● EXERCISE
Lines containing the word "Work" should be extracted in full.

Data extracted from a collection

[BEGIN]

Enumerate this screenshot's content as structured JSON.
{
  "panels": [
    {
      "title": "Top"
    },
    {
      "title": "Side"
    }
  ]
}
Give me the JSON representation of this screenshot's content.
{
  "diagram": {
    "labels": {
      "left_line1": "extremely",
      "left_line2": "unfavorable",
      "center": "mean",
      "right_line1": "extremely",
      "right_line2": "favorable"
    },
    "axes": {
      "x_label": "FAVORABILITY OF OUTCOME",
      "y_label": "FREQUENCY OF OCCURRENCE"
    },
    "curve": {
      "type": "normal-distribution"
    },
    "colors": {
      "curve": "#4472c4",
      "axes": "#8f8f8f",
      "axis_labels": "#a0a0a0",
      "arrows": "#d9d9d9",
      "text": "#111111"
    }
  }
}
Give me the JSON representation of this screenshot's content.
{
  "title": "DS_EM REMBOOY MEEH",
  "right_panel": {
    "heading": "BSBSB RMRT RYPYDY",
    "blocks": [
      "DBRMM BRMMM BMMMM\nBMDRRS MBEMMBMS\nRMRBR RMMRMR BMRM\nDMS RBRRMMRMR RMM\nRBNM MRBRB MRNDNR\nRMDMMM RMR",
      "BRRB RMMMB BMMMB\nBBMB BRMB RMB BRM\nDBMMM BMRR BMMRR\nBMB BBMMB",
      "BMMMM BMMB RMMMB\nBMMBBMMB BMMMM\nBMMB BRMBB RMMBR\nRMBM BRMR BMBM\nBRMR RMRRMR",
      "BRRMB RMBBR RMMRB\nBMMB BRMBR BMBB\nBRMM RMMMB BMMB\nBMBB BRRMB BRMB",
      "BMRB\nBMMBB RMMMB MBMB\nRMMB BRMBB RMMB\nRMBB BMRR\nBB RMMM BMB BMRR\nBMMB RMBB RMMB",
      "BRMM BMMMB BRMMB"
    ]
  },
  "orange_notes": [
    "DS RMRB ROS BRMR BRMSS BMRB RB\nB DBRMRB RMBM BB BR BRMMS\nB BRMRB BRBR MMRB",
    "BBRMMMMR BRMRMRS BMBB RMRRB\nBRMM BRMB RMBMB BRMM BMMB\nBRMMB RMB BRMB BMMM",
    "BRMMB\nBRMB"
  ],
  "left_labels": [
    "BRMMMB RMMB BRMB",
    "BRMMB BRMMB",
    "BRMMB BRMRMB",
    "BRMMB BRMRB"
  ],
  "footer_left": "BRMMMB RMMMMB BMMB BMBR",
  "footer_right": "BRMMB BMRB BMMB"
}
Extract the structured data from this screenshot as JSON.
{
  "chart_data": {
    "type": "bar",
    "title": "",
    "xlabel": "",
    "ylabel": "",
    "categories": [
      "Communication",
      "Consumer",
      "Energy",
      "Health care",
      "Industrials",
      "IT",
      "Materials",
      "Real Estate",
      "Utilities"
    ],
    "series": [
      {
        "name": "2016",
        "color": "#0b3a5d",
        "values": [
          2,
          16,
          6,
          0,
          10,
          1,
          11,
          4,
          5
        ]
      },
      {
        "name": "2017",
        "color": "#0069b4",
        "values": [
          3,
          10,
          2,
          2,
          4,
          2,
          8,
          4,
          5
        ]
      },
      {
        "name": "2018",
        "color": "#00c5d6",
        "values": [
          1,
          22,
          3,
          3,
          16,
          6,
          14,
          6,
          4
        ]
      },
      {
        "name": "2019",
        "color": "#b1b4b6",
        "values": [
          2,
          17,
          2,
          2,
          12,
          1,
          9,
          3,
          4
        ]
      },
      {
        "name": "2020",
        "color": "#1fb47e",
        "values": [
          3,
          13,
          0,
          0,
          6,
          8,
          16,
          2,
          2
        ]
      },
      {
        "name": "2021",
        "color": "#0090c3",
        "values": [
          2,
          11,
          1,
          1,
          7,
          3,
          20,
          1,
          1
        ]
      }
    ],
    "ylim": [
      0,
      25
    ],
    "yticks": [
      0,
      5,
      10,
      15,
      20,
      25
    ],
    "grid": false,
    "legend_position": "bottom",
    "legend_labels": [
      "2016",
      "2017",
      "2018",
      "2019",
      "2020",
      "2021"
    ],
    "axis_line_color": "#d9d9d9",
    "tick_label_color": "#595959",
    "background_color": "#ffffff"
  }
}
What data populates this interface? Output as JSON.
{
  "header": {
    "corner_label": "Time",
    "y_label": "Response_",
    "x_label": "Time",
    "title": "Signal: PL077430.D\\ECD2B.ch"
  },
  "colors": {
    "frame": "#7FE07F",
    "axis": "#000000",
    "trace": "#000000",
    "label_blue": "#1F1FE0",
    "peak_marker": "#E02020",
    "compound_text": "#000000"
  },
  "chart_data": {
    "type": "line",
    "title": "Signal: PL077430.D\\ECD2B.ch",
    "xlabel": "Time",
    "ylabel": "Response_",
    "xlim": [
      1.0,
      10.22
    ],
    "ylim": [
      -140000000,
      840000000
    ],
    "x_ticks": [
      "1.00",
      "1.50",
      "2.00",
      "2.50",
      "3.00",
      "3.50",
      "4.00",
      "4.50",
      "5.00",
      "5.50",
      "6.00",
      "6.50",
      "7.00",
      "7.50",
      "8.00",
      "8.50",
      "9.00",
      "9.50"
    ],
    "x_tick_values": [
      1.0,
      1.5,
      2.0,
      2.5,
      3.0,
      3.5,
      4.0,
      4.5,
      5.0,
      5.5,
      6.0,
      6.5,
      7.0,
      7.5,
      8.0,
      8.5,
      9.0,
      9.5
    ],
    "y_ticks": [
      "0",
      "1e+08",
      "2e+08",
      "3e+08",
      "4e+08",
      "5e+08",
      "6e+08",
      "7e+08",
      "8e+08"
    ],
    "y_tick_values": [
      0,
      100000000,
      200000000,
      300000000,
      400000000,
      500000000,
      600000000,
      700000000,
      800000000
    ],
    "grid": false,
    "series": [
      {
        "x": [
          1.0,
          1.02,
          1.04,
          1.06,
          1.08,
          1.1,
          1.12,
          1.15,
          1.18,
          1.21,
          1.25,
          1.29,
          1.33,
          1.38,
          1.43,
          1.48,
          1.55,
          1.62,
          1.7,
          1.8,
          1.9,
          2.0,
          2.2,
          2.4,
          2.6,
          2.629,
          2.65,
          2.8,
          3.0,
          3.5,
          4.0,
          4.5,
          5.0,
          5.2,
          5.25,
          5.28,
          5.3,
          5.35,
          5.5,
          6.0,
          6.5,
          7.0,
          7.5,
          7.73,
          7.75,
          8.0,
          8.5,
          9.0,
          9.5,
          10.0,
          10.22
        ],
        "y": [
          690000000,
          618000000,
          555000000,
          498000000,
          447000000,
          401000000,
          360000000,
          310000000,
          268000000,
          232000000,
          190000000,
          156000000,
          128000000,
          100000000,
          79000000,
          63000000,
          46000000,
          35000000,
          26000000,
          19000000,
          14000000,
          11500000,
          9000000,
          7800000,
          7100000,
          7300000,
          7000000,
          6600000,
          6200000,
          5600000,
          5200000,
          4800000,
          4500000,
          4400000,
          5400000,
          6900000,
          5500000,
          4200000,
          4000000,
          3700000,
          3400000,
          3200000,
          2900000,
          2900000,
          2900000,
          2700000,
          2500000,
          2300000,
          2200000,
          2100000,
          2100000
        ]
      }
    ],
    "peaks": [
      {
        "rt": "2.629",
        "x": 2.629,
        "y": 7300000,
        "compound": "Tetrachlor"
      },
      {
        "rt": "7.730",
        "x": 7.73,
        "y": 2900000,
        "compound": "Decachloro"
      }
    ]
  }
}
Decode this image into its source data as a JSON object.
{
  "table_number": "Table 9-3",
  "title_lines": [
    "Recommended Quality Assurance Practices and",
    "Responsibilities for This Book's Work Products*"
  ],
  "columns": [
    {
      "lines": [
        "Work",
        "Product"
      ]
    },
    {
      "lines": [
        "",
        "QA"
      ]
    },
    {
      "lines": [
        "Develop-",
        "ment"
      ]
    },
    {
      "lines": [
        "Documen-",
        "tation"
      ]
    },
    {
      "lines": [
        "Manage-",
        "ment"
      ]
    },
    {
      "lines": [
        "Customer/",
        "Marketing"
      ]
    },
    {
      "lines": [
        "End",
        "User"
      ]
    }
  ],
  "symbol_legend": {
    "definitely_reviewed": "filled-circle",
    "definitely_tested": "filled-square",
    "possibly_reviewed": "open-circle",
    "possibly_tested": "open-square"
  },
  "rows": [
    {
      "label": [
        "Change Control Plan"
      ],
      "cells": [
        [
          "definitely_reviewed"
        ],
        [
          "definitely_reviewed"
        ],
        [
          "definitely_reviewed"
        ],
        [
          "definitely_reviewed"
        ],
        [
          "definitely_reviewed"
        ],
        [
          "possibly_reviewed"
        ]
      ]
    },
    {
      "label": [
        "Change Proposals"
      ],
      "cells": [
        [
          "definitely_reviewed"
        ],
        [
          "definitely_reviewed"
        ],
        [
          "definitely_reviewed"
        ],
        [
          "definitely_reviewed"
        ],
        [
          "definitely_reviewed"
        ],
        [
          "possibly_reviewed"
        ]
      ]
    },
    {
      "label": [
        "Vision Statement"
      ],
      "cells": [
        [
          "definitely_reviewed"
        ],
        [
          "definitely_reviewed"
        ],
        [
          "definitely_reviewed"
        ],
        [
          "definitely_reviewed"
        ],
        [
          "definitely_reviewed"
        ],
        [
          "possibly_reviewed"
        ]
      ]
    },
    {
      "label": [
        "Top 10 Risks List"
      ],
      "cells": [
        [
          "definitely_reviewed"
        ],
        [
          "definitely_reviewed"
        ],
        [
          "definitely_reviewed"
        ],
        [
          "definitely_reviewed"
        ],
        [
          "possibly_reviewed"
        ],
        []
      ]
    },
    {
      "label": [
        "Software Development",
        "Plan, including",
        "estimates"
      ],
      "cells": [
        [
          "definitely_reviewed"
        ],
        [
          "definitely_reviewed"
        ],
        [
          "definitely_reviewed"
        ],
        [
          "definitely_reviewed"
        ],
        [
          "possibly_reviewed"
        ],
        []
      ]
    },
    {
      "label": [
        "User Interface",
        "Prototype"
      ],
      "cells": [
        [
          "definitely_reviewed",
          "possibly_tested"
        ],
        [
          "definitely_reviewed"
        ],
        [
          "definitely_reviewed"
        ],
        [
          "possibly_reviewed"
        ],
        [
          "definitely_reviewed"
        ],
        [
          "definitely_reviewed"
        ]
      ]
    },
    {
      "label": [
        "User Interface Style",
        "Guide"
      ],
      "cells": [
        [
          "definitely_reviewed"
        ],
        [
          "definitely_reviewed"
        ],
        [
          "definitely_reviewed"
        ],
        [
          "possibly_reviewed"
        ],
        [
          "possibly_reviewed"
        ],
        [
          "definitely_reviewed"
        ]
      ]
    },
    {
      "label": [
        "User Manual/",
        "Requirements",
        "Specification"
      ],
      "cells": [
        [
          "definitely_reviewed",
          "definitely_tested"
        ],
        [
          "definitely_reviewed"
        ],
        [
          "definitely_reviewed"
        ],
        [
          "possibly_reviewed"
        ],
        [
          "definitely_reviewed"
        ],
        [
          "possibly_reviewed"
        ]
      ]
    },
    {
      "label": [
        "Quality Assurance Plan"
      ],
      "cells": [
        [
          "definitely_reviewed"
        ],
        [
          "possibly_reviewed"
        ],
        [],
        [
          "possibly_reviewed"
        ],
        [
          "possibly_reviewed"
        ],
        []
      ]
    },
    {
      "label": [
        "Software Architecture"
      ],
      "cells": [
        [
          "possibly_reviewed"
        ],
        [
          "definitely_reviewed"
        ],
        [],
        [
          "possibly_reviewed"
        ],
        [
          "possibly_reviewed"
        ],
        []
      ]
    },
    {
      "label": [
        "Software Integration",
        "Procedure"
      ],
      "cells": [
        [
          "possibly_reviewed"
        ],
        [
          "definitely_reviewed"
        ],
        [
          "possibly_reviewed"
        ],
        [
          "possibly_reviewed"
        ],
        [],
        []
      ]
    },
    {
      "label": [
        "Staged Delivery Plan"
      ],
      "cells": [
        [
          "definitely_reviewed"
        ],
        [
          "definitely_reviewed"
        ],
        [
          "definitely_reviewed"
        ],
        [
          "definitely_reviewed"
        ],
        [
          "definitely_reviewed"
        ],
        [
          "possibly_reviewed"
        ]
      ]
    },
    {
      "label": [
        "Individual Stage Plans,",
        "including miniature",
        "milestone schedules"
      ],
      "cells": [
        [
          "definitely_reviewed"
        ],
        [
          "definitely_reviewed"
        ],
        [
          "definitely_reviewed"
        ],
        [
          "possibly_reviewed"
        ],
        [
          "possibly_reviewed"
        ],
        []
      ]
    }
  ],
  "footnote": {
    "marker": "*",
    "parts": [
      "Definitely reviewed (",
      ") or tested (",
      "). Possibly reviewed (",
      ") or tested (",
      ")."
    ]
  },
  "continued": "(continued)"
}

[END]

● FULL ANSWER
    "Responsibilities for This Book's Work Products*"
        "Work",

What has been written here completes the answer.